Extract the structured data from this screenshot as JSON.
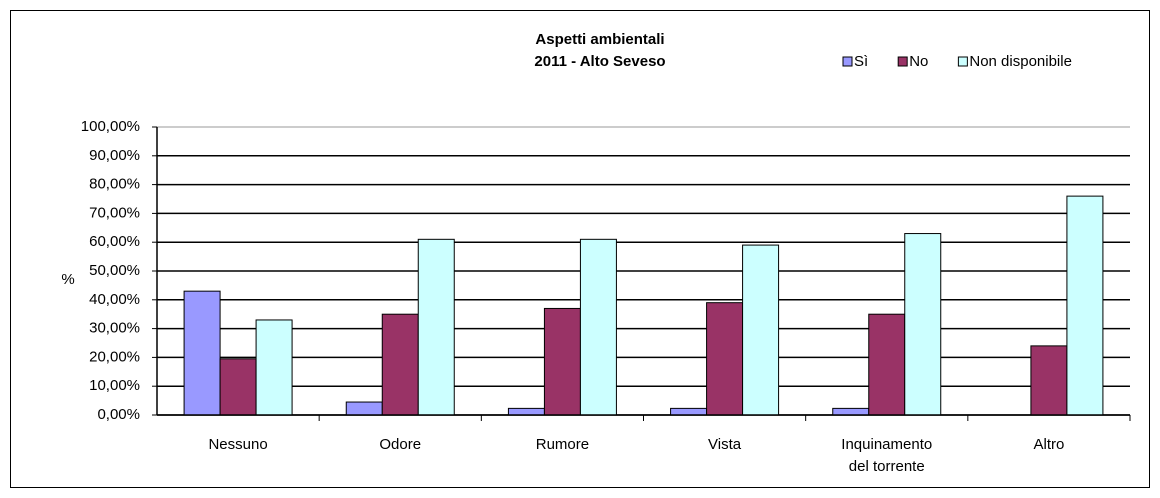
{
  "chart_data": {
    "type": "bar",
    "title": "Aspetti ambientali",
    "subtitle": "2011 - Alto Seveso",
    "y_label": "%",
    "categories": [
      "Nessuno",
      "Odore",
      "Rumore",
      "Vista",
      "Inquinamento\ndel torrente",
      "Altro"
    ],
    "series": [
      {
        "name": "Sì",
        "color": "#9999ff",
        "values": [
          43,
          4.5,
          2.3,
          2.3,
          2.3,
          0
        ]
      },
      {
        "name": "No",
        "color": "#993366",
        "values": [
          19.5,
          35,
          37,
          39,
          35,
          24
        ]
      },
      {
        "name": "Non disponibile",
        "color": "#ccffff",
        "values": [
          33,
          61,
          61,
          59,
          63,
          76
        ]
      }
    ],
    "ylim": [
      0,
      100
    ],
    "yticks": [
      {
        "value": 0,
        "label": "0,00%"
      },
      {
        "value": 10,
        "label": "10,00%"
      },
      {
        "value": 20,
        "label": "20,00%"
      },
      {
        "value": 30,
        "label": "30,00%"
      },
      {
        "value": 40,
        "label": "40,00%"
      },
      {
        "value": 50,
        "label": "50,00%"
      },
      {
        "value": 60,
        "label": "60,00%"
      },
      {
        "value": 70,
        "label": "70,00%"
      },
      {
        "value": 80,
        "label": "80,00%"
      },
      {
        "value": 90,
        "label": "90,00%"
      },
      {
        "value": 100,
        "label": "100,00%"
      }
    ],
    "grid": true,
    "legend": "top-right"
  }
}
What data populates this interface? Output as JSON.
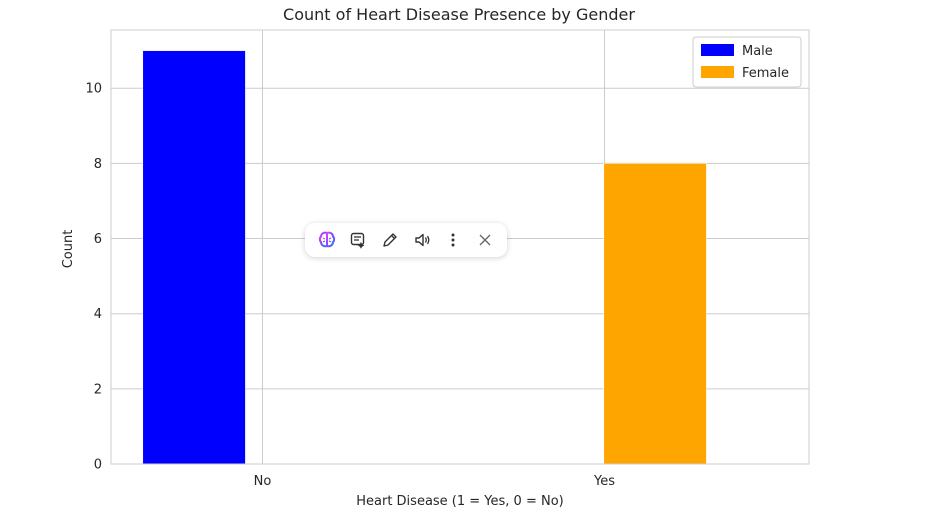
{
  "chart_data": {
    "type": "bar",
    "title": "Count of Heart Disease Presence by Gender",
    "xlabel": "Heart Disease (1 = Yes, 0 = No)",
    "ylabel": "Count",
    "categories": [
      "No",
      "Yes"
    ],
    "series": [
      {
        "name": "Male",
        "values": [
          11,
          0
        ],
        "color": "#0000ff"
      },
      {
        "name": "Female",
        "values": [
          0,
          8
        ],
        "color": "#ffa500"
      }
    ],
    "ylim": [
      0,
      11.55
    ],
    "yticks": [
      0,
      2,
      4,
      6,
      8,
      10
    ],
    "grid": true,
    "legend_position": "top-right"
  },
  "toolbar": {
    "items": [
      {
        "name": "brain-icon"
      },
      {
        "name": "summarize-icon"
      },
      {
        "name": "pencil-icon"
      },
      {
        "name": "speaker-icon"
      },
      {
        "name": "more-vertical-icon"
      },
      {
        "name": "close-icon"
      }
    ]
  }
}
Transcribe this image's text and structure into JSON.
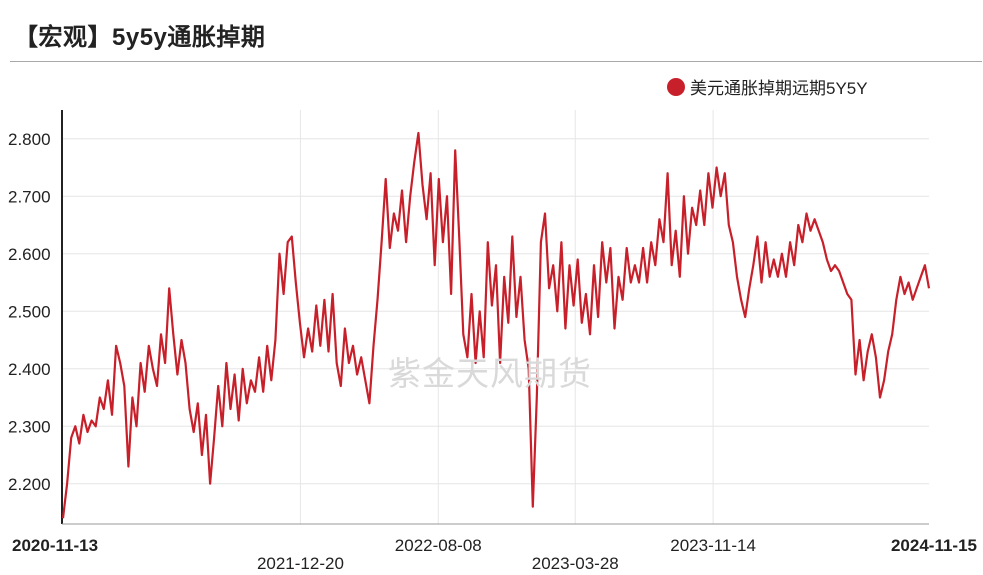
{
  "title": "【宏观】5y5y通胀掉期",
  "watermark": "紫金天风期货",
  "legend": {
    "label": "美元通胀掉期远期5Y5Y",
    "color": "#c8202a"
  },
  "chart_data": {
    "type": "line",
    "title": "【宏观】5y5y通胀掉期",
    "xlabel": "",
    "ylabel": "",
    "ylim": [
      2.13,
      2.85
    ],
    "yticks": [
      2.2,
      2.3,
      2.4,
      2.5,
      2.6,
      2.7,
      2.8
    ],
    "ytick_labels": [
      "2.200",
      "2.300",
      "2.400",
      "2.500",
      "2.600",
      "2.700",
      "2.800"
    ],
    "xticks": [
      {
        "label": "2020-11-13",
        "pos": 0.0,
        "bold": true,
        "row": 0
      },
      {
        "label": "2021-12-20",
        "pos": 0.275,
        "bold": false,
        "row": 1
      },
      {
        "label": "2022-08-08",
        "pos": 0.434,
        "bold": false,
        "row": 0
      },
      {
        "label": "2023-03-28",
        "pos": 0.592,
        "bold": false,
        "row": 1
      },
      {
        "label": "2023-11-14",
        "pos": 0.751,
        "bold": false,
        "row": 0
      },
      {
        "label": "2024-11-15",
        "pos": 1.0,
        "bold": true,
        "row": 0
      }
    ],
    "grid": true,
    "series": [
      {
        "name": "美元通胀掉期远期5Y5Y",
        "color": "#c8202a",
        "values": [
          2.14,
          2.2,
          2.28,
          2.3,
          2.27,
          2.32,
          2.29,
          2.31,
          2.3,
          2.35,
          2.33,
          2.38,
          2.32,
          2.44,
          2.41,
          2.37,
          2.23,
          2.35,
          2.3,
          2.41,
          2.36,
          2.44,
          2.4,
          2.37,
          2.46,
          2.41,
          2.54,
          2.46,
          2.39,
          2.45,
          2.41,
          2.33,
          2.29,
          2.34,
          2.25,
          2.32,
          2.2,
          2.28,
          2.37,
          2.3,
          2.41,
          2.33,
          2.39,
          2.31,
          2.4,
          2.34,
          2.38,
          2.36,
          2.42,
          2.36,
          2.44,
          2.38,
          2.45,
          2.6,
          2.53,
          2.62,
          2.63,
          2.55,
          2.48,
          2.42,
          2.47,
          2.43,
          2.51,
          2.44,
          2.52,
          2.43,
          2.53,
          2.41,
          2.37,
          2.47,
          2.41,
          2.44,
          2.39,
          2.42,
          2.38,
          2.34,
          2.44,
          2.52,
          2.62,
          2.73,
          2.61,
          2.67,
          2.64,
          2.71,
          2.62,
          2.7,
          2.76,
          2.81,
          2.72,
          2.66,
          2.74,
          2.58,
          2.73,
          2.62,
          2.7,
          2.53,
          2.78,
          2.63,
          2.46,
          2.42,
          2.53,
          2.41,
          2.5,
          2.42,
          2.62,
          2.51,
          2.58,
          2.41,
          2.56,
          2.48,
          2.63,
          2.49,
          2.56,
          2.45,
          2.4,
          2.16,
          2.35,
          2.62,
          2.67,
          2.54,
          2.58,
          2.5,
          2.62,
          2.47,
          2.58,
          2.51,
          2.59,
          2.48,
          2.53,
          2.46,
          2.58,
          2.49,
          2.62,
          2.55,
          2.61,
          2.47,
          2.56,
          2.52,
          2.61,
          2.55,
          2.58,
          2.55,
          2.61,
          2.55,
          2.62,
          2.58,
          2.66,
          2.62,
          2.74,
          2.58,
          2.64,
          2.56,
          2.7,
          2.6,
          2.68,
          2.65,
          2.71,
          2.65,
          2.74,
          2.68,
          2.75,
          2.7,
          2.74,
          2.65,
          2.62,
          2.56,
          2.52,
          2.49,
          2.54,
          2.58,
          2.63,
          2.55,
          2.62,
          2.56,
          2.59,
          2.56,
          2.6,
          2.56,
          2.62,
          2.58,
          2.65,
          2.62,
          2.67,
          2.64,
          2.66,
          2.64,
          2.62,
          2.59,
          2.57,
          2.58,
          2.57,
          2.55,
          2.53,
          2.52,
          2.39,
          2.45,
          2.38,
          2.43,
          2.46,
          2.42,
          2.35,
          2.38,
          2.43,
          2.46,
          2.52,
          2.56,
          2.53,
          2.55,
          2.52,
          2.54,
          2.56,
          2.58,
          2.54
        ]
      }
    ]
  }
}
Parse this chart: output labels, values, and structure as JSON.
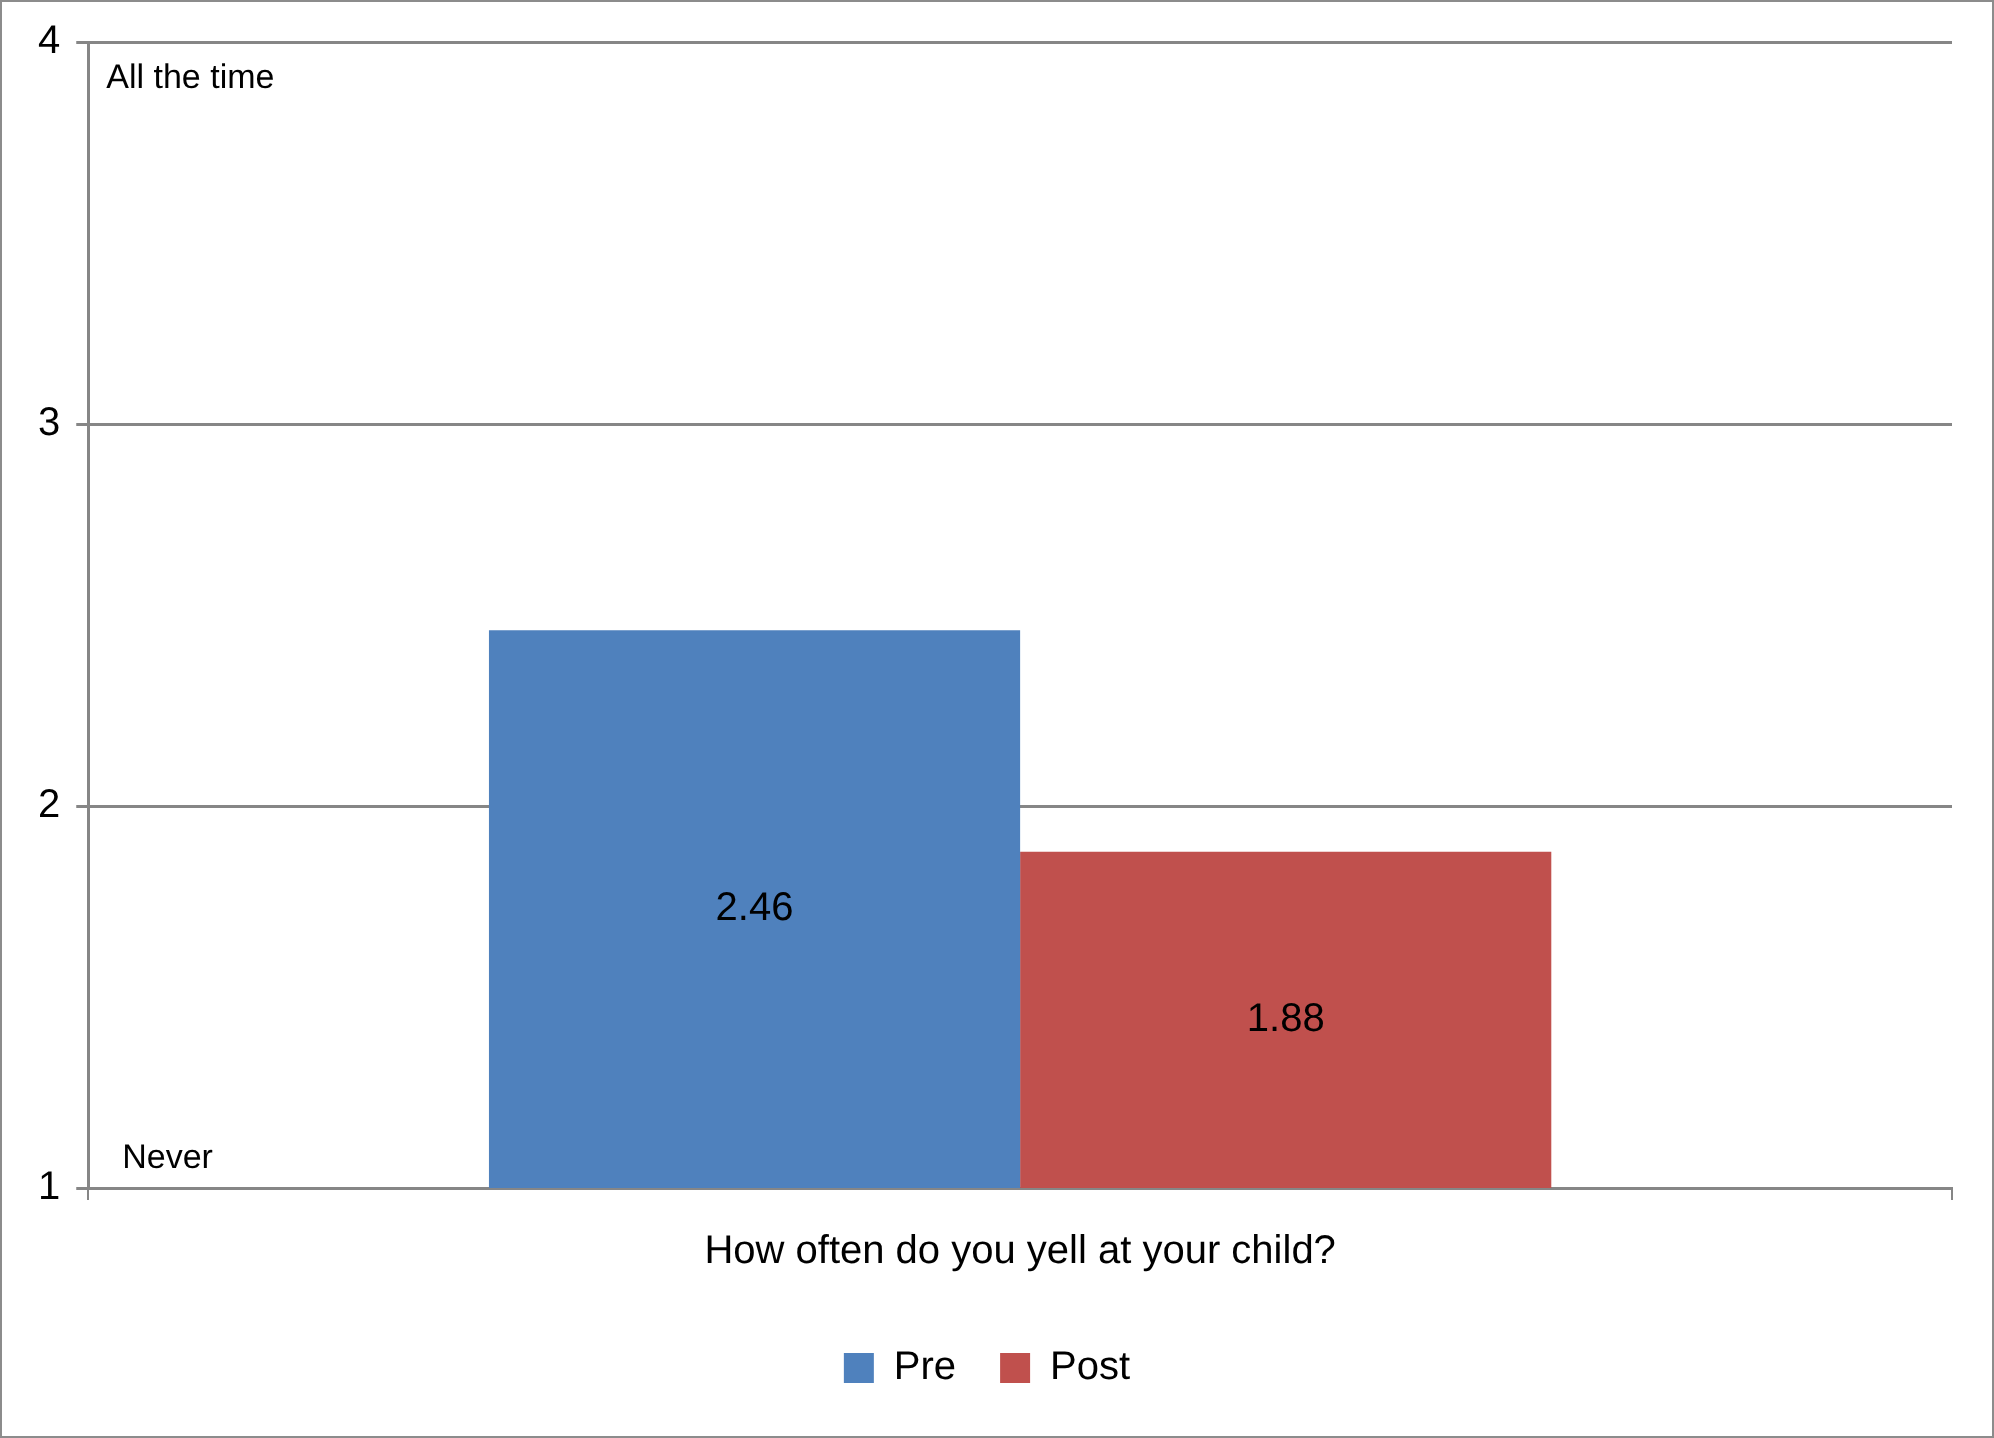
{
  "chart_data": {
    "type": "bar",
    "categories": [
      "How often do you yell at your child?"
    ],
    "series": [
      {
        "name": "Pre",
        "color": "#4f81bd",
        "values": [
          2.46
        ]
      },
      {
        "name": "Post",
        "color": "#c0504d",
        "values": [
          1.88
        ]
      }
    ],
    "ylim": [
      1,
      4
    ],
    "yticks": [
      1,
      2,
      3,
      4
    ],
    "grid": "y",
    "legend": "bottom",
    "data_labels": true,
    "annotations": [
      "All the time",
      "Never"
    ]
  }
}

Problem to work on: Repeat the records above exactly, omitting every picture.

Worked solution:
Extract the structured data from this screenshot as JSON.
{
  "chart_data": {
    "type": "bar",
    "title": "Aspetti ambientali",
    "subtitle": "2011 - Alto Seveso",
    "y_label": "%",
    "categories": [
      "Nessuno",
      "Odore",
      "Rumore",
      "Vista",
      "Inquinamento\ndel torrente",
      "Altro"
    ],
    "series": [
      {
        "name": "Sì",
        "color": "#9999ff",
        "values": [
          43,
          4.5,
          2.3,
          2.3,
          2.3,
          0
        ]
      },
      {
        "name": "No",
        "color": "#993366",
        "values": [
          19.5,
          35,
          37,
          39,
          35,
          24
        ]
      },
      {
        "name": "Non disponibile",
        "color": "#ccffff",
        "values": [
          33,
          61,
          61,
          59,
          63,
          76
        ]
      }
    ],
    "ylim": [
      0,
      100
    ],
    "yticks": [
      {
        "value": 0,
        "label": "0,00%"
      },
      {
        "value": 10,
        "label": "10,00%"
      },
      {
        "value": 20,
        "label": "20,00%"
      },
      {
        "value": 30,
        "label": "30,00%"
      },
      {
        "value": 40,
        "label": "40,00%"
      },
      {
        "value": 50,
        "label": "50,00%"
      },
      {
        "value": 60,
        "label": "60,00%"
      },
      {
        "value": 70,
        "label": "70,00%"
      },
      {
        "value": 80,
        "label": "80,00%"
      },
      {
        "value": 90,
        "label": "90,00%"
      },
      {
        "value": 100,
        "label": "100,00%"
      }
    ],
    "grid": true,
    "legend": "top-right"
  }
}
What data populates this interface? Output as JSON.
{
  "chart_data": {
    "type": "bar",
    "title": "Count of Heart Disease Presence by Gender",
    "xlabel": "Heart Disease (1 = Yes, 0 = No)",
    "ylabel": "Count",
    "categories": [
      "No",
      "Yes"
    ],
    "series": [
      {
        "name": "Male",
        "values": [
          11,
          0
        ],
        "color": "#0000ff"
      },
      {
        "name": "Female",
        "values": [
          0,
          8
        ],
        "color": "#ffa500"
      }
    ],
    "ylim": [
      0,
      11.55
    ],
    "yticks": [
      0,
      2,
      4,
      6,
      8,
      10
    ],
    "grid": true,
    "legend_position": "top-right"
  },
  "toolbar": {
    "items": [
      {
        "name": "brain-icon"
      },
      {
        "name": "summarize-icon"
      },
      {
        "name": "pencil-icon"
      },
      {
        "name": "speaker-icon"
      },
      {
        "name": "more-vertical-icon"
      },
      {
        "name": "close-icon"
      }
    ]
  }
}
Transcribe this image's text and structure into JSON.
{
  "title": "【宏观】5y5y通胀掉期",
  "watermark": "紫金天风期货",
  "legend": {
    "label": "美元通胀掉期远期5Y5Y",
    "color": "#c8202a"
  },
  "chart_data": {
    "type": "line",
    "title": "【宏观】5y5y通胀掉期",
    "xlabel": "",
    "ylabel": "",
    "ylim": [
      2.13,
      2.85
    ],
    "yticks": [
      2.2,
      2.3,
      2.4,
      2.5,
      2.6,
      2.7,
      2.8
    ],
    "ytick_labels": [
      "2.200",
      "2.300",
      "2.400",
      "2.500",
      "2.600",
      "2.700",
      "2.800"
    ],
    "xticks": [
      {
        "label": "2020-11-13",
        "pos": 0.0,
        "bold": true,
        "row": 0
      },
      {
        "label": "2021-12-20",
        "pos": 0.275,
        "bold": false,
        "row": 1
      },
      {
        "label": "2022-08-08",
        "pos": 0.434,
        "bold": false,
        "row": 0
      },
      {
        "label": "2023-03-28",
        "pos": 0.592,
        "bold": false,
        "row": 1
      },
      {
        "label": "2023-11-14",
        "pos": 0.751,
        "bold": false,
        "row": 0
      },
      {
        "label": "2024-11-15",
        "pos": 1.0,
        "bold": true,
        "row": 0
      }
    ],
    "grid": true,
    "series": [
      {
        "name": "美元通胀掉期远期5Y5Y",
        "color": "#c8202a",
        "values": [
          2.14,
          2.2,
          2.28,
          2.3,
          2.27,
          2.32,
          2.29,
          2.31,
          2.3,
          2.35,
          2.33,
          2.38,
          2.32,
          2.44,
          2.41,
          2.37,
          2.23,
          2.35,
          2.3,
          2.41,
          2.36,
          2.44,
          2.4,
          2.37,
          2.46,
          2.41,
          2.54,
          2.46,
          2.39,
          2.45,
          2.41,
          2.33,
          2.29,
          2.34,
          2.25,
          2.32,
          2.2,
          2.28,
          2.37,
          2.3,
          2.41,
          2.33,
          2.39,
          2.31,
          2.4,
          2.34,
          2.38,
          2.36,
          2.42,
          2.36,
          2.44,
          2.38,
          2.45,
          2.6,
          2.53,
          2.62,
          2.63,
          2.55,
          2.48,
          2.42,
          2.47,
          2.43,
          2.51,
          2.44,
          2.52,
          2.43,
          2.53,
          2.41,
          2.37,
          2.47,
          2.41,
          2.44,
          2.39,
          2.42,
          2.38,
          2.34,
          2.44,
          2.52,
          2.62,
          2.73,
          2.61,
          2.67,
          2.64,
          2.71,
          2.62,
          2.7,
          2.76,
          2.81,
          2.72,
          2.66,
          2.74,
          2.58,
          2.73,
          2.62,
          2.7,
          2.53,
          2.78,
          2.63,
          2.46,
          2.42,
          2.53,
          2.41,
          2.5,
          2.42,
          2.62,
          2.51,
          2.58,
          2.41,
          2.56,
          2.48,
          2.63,
          2.49,
          2.56,
          2.45,
          2.4,
          2.16,
          2.35,
          2.62,
          2.67,
          2.54,
          2.58,
          2.5,
          2.62,
          2.47,
          2.58,
          2.51,
          2.59,
          2.48,
          2.53,
          2.46,
          2.58,
          2.49,
          2.62,
          2.55,
          2.61,
          2.47,
          2.56,
          2.52,
          2.61,
          2.55,
          2.58,
          2.55,
          2.61,
          2.55,
          2.62,
          2.58,
          2.66,
          2.62,
          2.74,
          2.58,
          2.64,
          2.56,
          2.7,
          2.6,
          2.68,
          2.65,
          2.71,
          2.65,
          2.74,
          2.68,
          2.75,
          2.7,
          2.74,
          2.65,
          2.62,
          2.56,
          2.52,
          2.49,
          2.54,
          2.58,
          2.63,
          2.55,
          2.62,
          2.56,
          2.59,
          2.56,
          2.6,
          2.56,
          2.62,
          2.58,
          2.65,
          2.62,
          2.67,
          2.64,
          2.66,
          2.64,
          2.62,
          2.59,
          2.57,
          2.58,
          2.57,
          2.55,
          2.53,
          2.52,
          2.39,
          2.45,
          2.38,
          2.43,
          2.46,
          2.42,
          2.35,
          2.38,
          2.43,
          2.46,
          2.52,
          2.56,
          2.53,
          2.55,
          2.52,
          2.54,
          2.56,
          2.58,
          2.54
        ]
      }
    ]
  }
}
Parse this chart: output labels, values, and structure as JSON.
{
  "chart_data": {
    "type": "bar",
    "categories": [
      "How often do you yell at your child?"
    ],
    "series": [
      {
        "name": "Pre",
        "color": "#4f81bd",
        "values": [
          2.46
        ]
      },
      {
        "name": "Post",
        "color": "#c0504d",
        "values": [
          1.88
        ]
      }
    ],
    "ylim": [
      1,
      4
    ],
    "yticks": [
      1,
      2,
      3,
      4
    ],
    "grid": "y",
    "legend": "bottom",
    "data_labels": true,
    "annotations": [
      "All the time",
      "Never"
    ]
  }
}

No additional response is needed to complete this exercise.